__Short task__:
Your answer should be one number: how many lines of the records hold the string "title".

__Provided entries__:
## begin

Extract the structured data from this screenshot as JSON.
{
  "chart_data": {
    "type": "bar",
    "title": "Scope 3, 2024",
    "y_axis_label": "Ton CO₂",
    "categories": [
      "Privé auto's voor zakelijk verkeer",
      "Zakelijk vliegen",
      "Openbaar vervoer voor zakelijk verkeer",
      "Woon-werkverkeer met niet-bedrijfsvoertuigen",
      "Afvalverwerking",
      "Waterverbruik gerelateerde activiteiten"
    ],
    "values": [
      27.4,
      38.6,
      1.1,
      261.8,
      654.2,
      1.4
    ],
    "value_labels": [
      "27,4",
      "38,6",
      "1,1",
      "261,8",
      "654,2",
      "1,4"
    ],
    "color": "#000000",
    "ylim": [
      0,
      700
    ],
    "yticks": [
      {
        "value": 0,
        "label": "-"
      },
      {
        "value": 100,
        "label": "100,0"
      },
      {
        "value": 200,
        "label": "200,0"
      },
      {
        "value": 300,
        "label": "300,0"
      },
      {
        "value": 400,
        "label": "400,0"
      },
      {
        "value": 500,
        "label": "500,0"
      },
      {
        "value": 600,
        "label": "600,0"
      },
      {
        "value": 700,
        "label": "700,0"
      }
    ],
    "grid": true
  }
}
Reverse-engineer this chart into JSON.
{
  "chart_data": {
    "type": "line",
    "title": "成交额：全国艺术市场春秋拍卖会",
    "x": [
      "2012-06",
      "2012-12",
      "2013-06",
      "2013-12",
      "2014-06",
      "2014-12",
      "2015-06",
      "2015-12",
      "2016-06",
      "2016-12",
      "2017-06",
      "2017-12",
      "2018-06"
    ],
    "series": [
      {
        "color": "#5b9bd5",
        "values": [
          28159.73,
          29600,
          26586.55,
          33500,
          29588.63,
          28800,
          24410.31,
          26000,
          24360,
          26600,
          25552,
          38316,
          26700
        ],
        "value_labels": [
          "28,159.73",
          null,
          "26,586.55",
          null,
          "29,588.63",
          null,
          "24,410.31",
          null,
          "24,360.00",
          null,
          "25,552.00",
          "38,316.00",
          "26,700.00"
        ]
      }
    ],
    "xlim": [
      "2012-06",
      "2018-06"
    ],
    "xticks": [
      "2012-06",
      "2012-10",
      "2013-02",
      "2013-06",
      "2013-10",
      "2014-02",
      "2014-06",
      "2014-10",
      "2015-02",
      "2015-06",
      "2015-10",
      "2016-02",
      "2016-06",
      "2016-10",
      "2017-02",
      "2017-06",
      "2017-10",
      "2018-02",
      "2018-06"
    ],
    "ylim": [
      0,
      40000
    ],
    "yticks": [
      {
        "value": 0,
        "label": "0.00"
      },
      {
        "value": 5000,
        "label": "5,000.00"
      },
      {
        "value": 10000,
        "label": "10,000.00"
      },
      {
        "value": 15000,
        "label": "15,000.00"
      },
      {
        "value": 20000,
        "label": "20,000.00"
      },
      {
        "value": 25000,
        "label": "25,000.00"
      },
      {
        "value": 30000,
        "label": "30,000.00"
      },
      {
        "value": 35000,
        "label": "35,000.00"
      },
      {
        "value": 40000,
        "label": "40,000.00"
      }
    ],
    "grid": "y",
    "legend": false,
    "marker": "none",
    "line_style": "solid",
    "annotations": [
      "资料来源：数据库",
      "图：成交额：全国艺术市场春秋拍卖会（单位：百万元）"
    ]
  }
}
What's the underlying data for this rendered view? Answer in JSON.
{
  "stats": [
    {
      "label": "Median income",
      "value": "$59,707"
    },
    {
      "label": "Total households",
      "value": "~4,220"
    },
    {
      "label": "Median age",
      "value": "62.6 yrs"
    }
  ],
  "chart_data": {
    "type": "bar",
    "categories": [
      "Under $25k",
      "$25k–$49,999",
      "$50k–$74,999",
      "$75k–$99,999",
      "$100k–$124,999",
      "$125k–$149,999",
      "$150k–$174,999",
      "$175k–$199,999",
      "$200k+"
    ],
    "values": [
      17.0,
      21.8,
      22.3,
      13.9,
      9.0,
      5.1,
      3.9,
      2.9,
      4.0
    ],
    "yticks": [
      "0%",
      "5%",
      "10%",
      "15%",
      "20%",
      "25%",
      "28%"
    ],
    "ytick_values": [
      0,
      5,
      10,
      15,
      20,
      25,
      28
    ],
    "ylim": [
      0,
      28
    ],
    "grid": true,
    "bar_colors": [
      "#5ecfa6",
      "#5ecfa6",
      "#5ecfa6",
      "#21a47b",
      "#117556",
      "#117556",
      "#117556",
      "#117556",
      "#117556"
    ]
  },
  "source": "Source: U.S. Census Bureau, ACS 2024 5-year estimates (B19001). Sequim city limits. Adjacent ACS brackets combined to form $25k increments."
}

## end
## begin

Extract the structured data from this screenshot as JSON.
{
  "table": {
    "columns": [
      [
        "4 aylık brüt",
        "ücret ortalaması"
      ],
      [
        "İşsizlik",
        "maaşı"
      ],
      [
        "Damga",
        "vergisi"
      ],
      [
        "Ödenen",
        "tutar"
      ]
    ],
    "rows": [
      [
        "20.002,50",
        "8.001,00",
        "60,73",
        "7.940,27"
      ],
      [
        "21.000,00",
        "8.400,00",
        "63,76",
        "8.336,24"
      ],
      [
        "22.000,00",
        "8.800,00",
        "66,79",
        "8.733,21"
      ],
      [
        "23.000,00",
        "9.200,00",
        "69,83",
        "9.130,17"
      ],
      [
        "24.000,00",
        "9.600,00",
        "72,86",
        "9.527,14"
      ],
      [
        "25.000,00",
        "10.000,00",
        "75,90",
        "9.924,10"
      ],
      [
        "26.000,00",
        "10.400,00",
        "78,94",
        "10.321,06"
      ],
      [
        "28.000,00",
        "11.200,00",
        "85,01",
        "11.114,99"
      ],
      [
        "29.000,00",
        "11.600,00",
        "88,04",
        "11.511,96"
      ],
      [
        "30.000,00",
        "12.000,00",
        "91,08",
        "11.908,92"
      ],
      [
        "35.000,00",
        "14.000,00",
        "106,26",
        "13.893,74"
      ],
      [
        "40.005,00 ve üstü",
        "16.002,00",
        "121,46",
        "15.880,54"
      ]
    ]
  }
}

## end
## begin

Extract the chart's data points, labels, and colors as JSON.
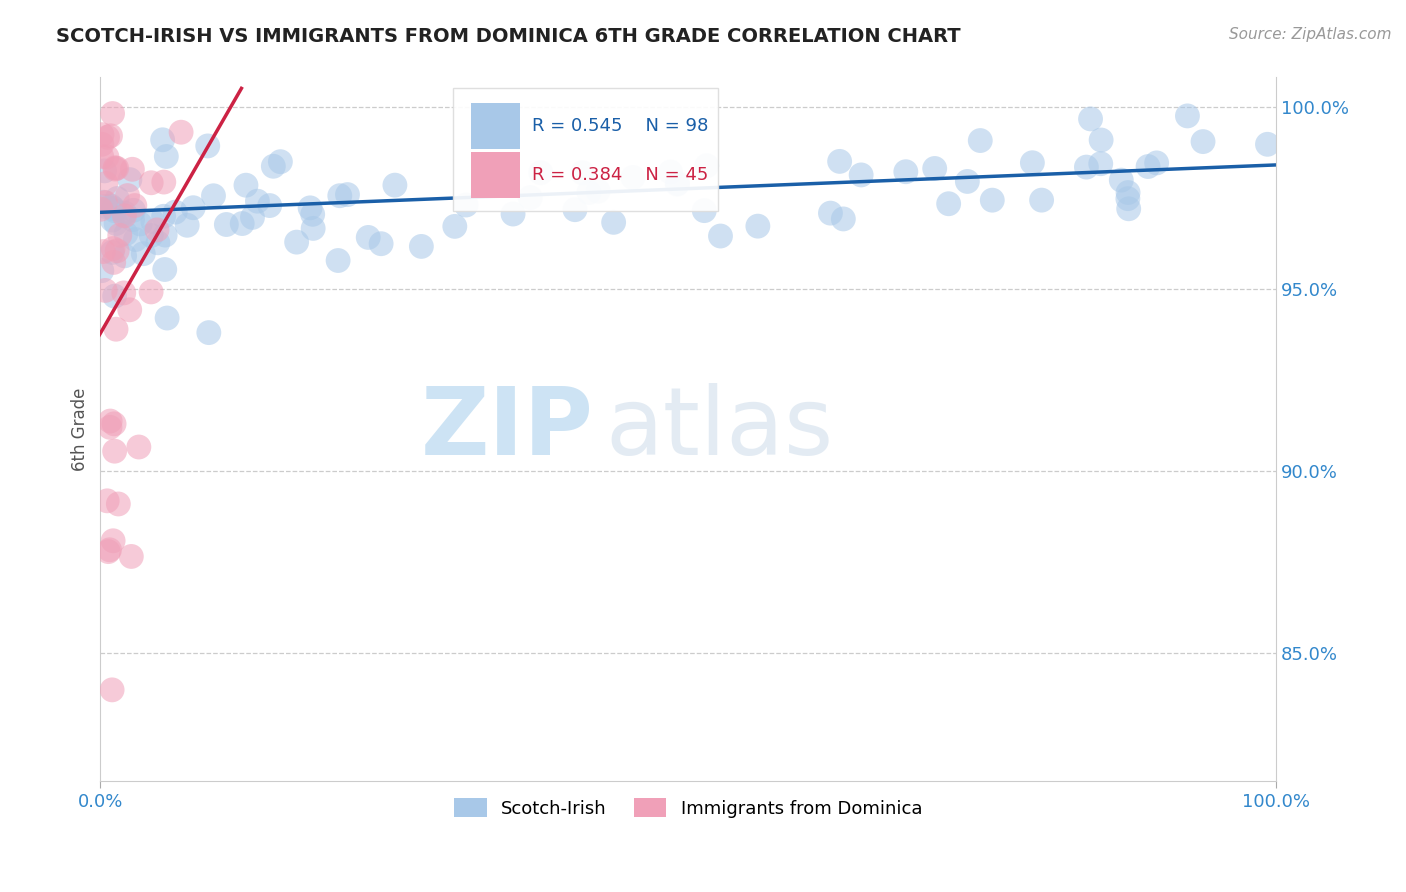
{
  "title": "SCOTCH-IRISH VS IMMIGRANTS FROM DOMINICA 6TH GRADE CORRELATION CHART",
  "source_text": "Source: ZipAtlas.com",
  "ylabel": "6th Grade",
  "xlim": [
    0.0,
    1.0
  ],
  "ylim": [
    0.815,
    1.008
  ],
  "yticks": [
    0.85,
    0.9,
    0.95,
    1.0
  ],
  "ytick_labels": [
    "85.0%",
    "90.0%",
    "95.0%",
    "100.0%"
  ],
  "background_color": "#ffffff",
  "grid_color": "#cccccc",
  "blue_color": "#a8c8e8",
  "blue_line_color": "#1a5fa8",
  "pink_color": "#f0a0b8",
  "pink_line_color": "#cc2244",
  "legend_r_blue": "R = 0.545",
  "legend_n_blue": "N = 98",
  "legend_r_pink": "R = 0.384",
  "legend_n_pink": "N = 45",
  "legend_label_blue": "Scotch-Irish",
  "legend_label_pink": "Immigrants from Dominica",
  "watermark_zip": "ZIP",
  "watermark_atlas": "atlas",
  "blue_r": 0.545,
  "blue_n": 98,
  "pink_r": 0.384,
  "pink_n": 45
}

## end

__Exercise result__:
3